╭─ Material provided
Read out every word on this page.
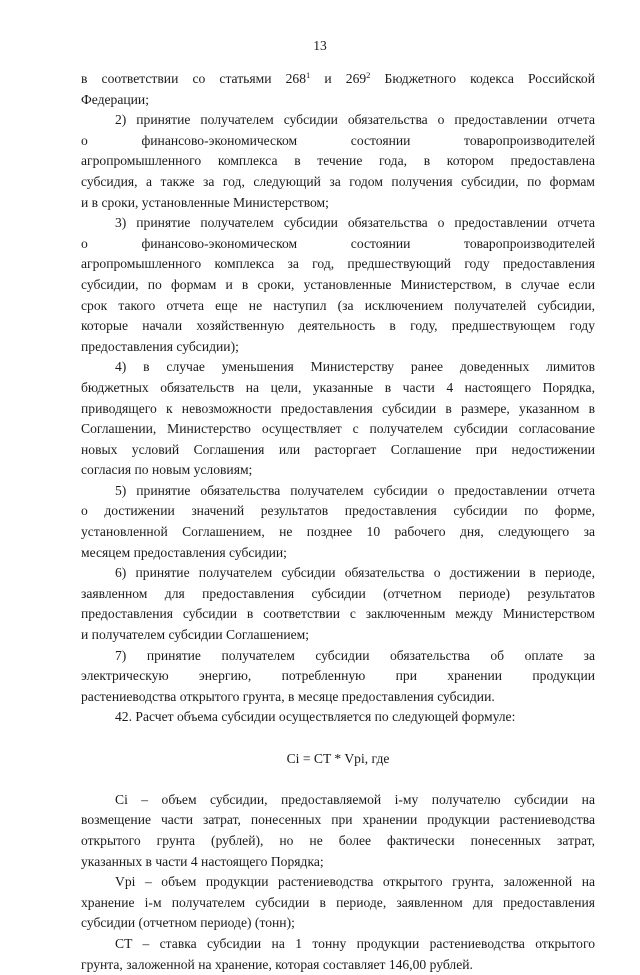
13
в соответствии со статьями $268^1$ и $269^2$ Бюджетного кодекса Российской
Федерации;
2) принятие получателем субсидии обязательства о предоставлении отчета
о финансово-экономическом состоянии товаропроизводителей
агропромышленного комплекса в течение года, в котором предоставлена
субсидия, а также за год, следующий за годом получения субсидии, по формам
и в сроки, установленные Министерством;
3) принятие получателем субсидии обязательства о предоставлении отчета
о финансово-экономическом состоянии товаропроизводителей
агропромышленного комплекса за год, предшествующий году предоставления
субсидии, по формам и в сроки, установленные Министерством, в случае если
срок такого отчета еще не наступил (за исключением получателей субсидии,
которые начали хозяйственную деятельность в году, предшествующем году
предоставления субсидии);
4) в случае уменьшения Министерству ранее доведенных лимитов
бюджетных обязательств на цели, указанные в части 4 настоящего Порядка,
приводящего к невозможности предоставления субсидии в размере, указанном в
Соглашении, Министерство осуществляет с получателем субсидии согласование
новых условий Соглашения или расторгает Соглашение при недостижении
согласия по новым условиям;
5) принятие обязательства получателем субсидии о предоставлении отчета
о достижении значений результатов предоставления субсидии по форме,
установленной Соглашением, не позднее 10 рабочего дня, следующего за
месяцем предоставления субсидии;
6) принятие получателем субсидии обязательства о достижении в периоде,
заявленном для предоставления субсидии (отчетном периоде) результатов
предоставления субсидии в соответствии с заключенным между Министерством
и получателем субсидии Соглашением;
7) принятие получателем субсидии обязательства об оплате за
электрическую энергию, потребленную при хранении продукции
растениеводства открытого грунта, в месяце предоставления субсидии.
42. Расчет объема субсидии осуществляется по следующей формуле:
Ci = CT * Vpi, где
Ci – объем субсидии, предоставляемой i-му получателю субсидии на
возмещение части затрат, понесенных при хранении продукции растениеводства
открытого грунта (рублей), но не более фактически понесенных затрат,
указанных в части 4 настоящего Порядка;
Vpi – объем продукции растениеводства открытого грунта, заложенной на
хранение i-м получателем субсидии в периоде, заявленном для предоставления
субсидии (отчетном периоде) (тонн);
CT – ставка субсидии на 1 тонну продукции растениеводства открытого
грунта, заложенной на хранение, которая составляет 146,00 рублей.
╰─
Required work: Copy the material shown above in full and exactly. Skip the pictures.

Response below:
Read out every word on this page.
13
в соответствии со статьями $268^1$ и $269^2$ Бюджетного кодекса Российской
Федерации;
2) принятие получателем субсидии обязательства о предоставлении отчета
о финансово-экономическом состоянии товаропроизводителей
агропромышленного комплекса в течение года, в котором предоставлена
субсидия, а также за год, следующий за годом получения субсидии, по формам
и в сроки, установленные Министерством;
3) принятие получателем субсидии обязательства о предоставлении отчета
о финансово-экономическом состоянии товаропроизводителей
агропромышленного комплекса за год, предшествующий году предоставления
субсидии, по формам и в сроки, установленные Министерством, в случае если
срок такого отчета еще не наступил (за исключением получателей субсидии,
которые начали хозяйственную деятельность в году, предшествующем году
предоставления субсидии);
4) в случае уменьшения Министерству ранее доведенных лимитов
бюджетных обязательств на цели, указанные в части 4 настоящего Порядка,
приводящего к невозможности предоставления субсидии в размере, указанном в
Соглашении, Министерство осуществляет с получателем субсидии согласование
новых условий Соглашения или расторгает Соглашение при недостижении
согласия по новым условиям;
5) принятие обязательства получателем субсидии о предоставлении отчета
о достижении значений результатов предоставления субсидии по форме,
установленной Соглашением, не позднее 10 рабочего дня, следующего за
месяцем предоставления субсидии;
6) принятие получателем субсидии обязательства о достижении в периоде,
заявленном для предоставления субсидии (отчетном периоде) результатов
предоставления субсидии в соответствии с заключенным между Министерством
и получателем субсидии Соглашением;
7) принятие получателем субсидии обязательства об оплате за
электрическую энергию, потребленную при хранении продукции
растениеводства открытого грунта, в месяце предоставления субсидии.
42. Расчет объема субсидии осуществляется по следующей формуле:
Ci = CT * Vpi, где
Ci – объем субсидии, предоставляемой i-му получателю субсидии на
возмещение части затрат, понесенных при хранении продукции растениеводства
открытого грунта (рублей), но не более фактически понесенных затрат,
указанных в части 4 настоящего Порядка;
Vpi – объем продукции растениеводства открытого грунта, заложенной на
хранение i-м получателем субсидии в периоде, заявленном для предоставления
субсидии (отчетном периоде) (тонн);
CT – ставка субсидии на 1 тонну продукции растениеводства открытого
грунта, заложенной на хранение, которая составляет 146,00 рублей.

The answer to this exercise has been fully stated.